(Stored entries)
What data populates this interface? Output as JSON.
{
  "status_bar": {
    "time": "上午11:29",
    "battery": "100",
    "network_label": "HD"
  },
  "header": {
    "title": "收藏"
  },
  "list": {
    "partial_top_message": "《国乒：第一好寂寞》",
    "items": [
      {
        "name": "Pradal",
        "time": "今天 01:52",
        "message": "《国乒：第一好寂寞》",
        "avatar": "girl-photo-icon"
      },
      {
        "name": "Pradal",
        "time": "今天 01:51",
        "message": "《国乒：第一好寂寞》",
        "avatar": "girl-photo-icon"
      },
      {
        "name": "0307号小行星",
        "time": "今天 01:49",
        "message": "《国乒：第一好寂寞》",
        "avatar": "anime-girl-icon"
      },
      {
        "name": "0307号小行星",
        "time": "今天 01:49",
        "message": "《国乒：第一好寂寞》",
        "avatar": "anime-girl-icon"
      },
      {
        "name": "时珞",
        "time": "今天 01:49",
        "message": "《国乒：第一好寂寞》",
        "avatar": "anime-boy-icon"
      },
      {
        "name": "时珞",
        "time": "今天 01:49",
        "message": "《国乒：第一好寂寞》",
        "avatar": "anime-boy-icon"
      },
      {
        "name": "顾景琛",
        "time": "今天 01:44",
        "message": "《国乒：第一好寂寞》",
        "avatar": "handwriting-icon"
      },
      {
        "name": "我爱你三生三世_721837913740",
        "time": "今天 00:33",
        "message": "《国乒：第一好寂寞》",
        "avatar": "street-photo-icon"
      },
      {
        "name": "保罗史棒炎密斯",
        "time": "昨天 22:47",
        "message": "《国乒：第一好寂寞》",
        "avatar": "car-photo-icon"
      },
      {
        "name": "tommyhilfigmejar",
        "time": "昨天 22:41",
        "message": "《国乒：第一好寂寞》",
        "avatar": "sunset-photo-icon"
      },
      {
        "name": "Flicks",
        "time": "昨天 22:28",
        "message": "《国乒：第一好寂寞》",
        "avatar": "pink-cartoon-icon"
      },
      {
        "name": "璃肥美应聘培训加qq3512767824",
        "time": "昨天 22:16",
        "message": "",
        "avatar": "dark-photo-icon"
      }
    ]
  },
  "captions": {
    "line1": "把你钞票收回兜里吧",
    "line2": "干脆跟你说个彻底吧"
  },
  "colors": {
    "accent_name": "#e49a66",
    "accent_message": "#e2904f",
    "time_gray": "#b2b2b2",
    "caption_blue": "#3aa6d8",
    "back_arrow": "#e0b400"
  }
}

* [What to do]
Your task is to repeat the data exactly; please include every line.

* [Answer for this exercise]
What data populates this interface? Output as JSON.
{
  "status_bar": {
    "time": "上午11:29",
    "battery": "100",
    "network_label": "HD"
  },
  "header": {
    "title": "收藏"
  },
  "list": {
    "partial_top_message": "《国乒：第一好寂寞》",
    "items": [
      {
        "name": "Pradal",
        "time": "今天 01:52",
        "message": "《国乒：第一好寂寞》",
        "avatar": "girl-photo-icon"
      },
      {
        "name": "Pradal",
        "time": "今天 01:51",
        "message": "《国乒：第一好寂寞》",
        "avatar": "girl-photo-icon"
      },
      {
        "name": "0307号小行星",
        "time": "今天 01:49",
        "message": "《国乒：第一好寂寞》",
        "avatar": "anime-girl-icon"
      },
      {
        "name": "0307号小行星",
        "time": "今天 01:49",
        "message": "《国乒：第一好寂寞》",
        "avatar": "anime-girl-icon"
      },
      {
        "name": "时珞",
        "time": "今天 01:49",
        "message": "《国乒：第一好寂寞》",
        "avatar": "anime-boy-icon"
      },
      {
        "name": "时珞",
        "time": "今天 01:49",
        "message": "《国乒：第一好寂寞》",
        "avatar": "anime-boy-icon"
      },
      {
        "name": "顾景琛",
        "time": "今天 01:44",
        "message": "《国乒：第一好寂寞》",
        "avatar": "handwriting-icon"
      },
      {
        "name": "我爱你三生三世_721837913740",
        "time": "今天 00:33",
        "message": "《国乒：第一好寂寞》",
        "avatar": "street-photo-icon"
      },
      {
        "name": "保罗史棒炎密斯",
        "time": "昨天 22:47",
        "message": "《国乒：第一好寂寞》",
        "avatar": "car-photo-icon"
      },
      {
        "name": "tommyhilfigmejar",
        "time": "昨天 22:41",
        "message": "《国乒：第一好寂寞》",
        "avatar": "sunset-photo-icon"
      },
      {
        "name": "Flicks",
        "time": "昨天 22:28",
        "message": "《国乒：第一好寂寞》",
        "avatar": "pink-cartoon-icon"
      },
      {
        "name": "璃肥美应聘培训加qq3512767824",
        "time": "昨天 22:16",
        "message": "",
        "avatar": "dark-photo-icon"
      }
    ]
  },
  "captions": {
    "line1": "把你钞票收回兜里吧",
    "line2": "干脆跟你说个彻底吧"
  },
  "colors": {
    "accent_name": "#e49a66",
    "accent_message": "#e2904f",
    "time_gray": "#b2b2b2",
    "caption_blue": "#3aa6d8",
    "back_arrow": "#e0b400"
  }
}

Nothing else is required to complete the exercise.